Reproduce each record below exactly as written.

━━━ EXTRACTED INFORMATION

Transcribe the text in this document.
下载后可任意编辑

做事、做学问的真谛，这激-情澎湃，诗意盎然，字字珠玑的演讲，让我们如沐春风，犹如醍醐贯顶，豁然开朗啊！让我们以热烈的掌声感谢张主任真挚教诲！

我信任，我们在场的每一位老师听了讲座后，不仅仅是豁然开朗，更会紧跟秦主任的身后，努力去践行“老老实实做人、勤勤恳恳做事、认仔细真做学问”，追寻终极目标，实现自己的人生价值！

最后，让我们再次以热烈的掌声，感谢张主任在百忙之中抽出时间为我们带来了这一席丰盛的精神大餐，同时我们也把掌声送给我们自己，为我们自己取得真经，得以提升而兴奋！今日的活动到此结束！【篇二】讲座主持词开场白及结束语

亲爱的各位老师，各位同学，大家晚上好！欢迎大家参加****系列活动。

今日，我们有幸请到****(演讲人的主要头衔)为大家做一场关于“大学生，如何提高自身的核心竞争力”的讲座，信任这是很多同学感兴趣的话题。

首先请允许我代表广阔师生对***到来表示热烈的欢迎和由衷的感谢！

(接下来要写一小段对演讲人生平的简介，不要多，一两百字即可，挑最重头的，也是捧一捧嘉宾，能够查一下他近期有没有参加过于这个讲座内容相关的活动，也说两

━━━━━━

* _WRITTEN ANSWER_:
Transcribe the text in this document.
下载后可任意编辑

做事、做学问的真谛，这激-情澎湃，诗意盎然，字字珠玑的演讲，让我们如沐春风，犹如醍醐贯顶，豁然开朗啊！让我们以热烈的掌声感谢张主任真挚教诲！

我信任，我们在场的每一位老师听了讲座后，不仅仅是豁然开朗，更会紧跟秦主任的身后，努力去践行“老老实实做人、勤勤恳恳做事、认仔细真做学问”，追寻终极目标，实现自己的人生价值！

最后，让我们再次以热烈的掌声，感谢张主任在百忙之中抽出时间为我们带来了这一席丰盛的精神大餐，同时我们也把掌声送给我们自己，为我们自己取得真经，得以提升而兴奋！今日的活动到此结束！【篇二】讲座主持词开场白及结束语

亲爱的各位老师，各位同学，大家晚上好！欢迎大家参加****系列活动。

今日，我们有幸请到****(演讲人的主要头衔)为大家做一场关于“大学生，如何提高自身的核心竞争力”的讲座，信任这是很多同学感兴趣的话题。

首先请允许我代表广阔师生对***到来表示热烈的欢迎和由衷的感谢！

(接下来要写一小段对演讲人生平的简介，不要多，一两百字即可，挑最重头的，也是捧一捧嘉宾，能够查一下他近期有没有参加过于这个讲座内容相关的活动，也说两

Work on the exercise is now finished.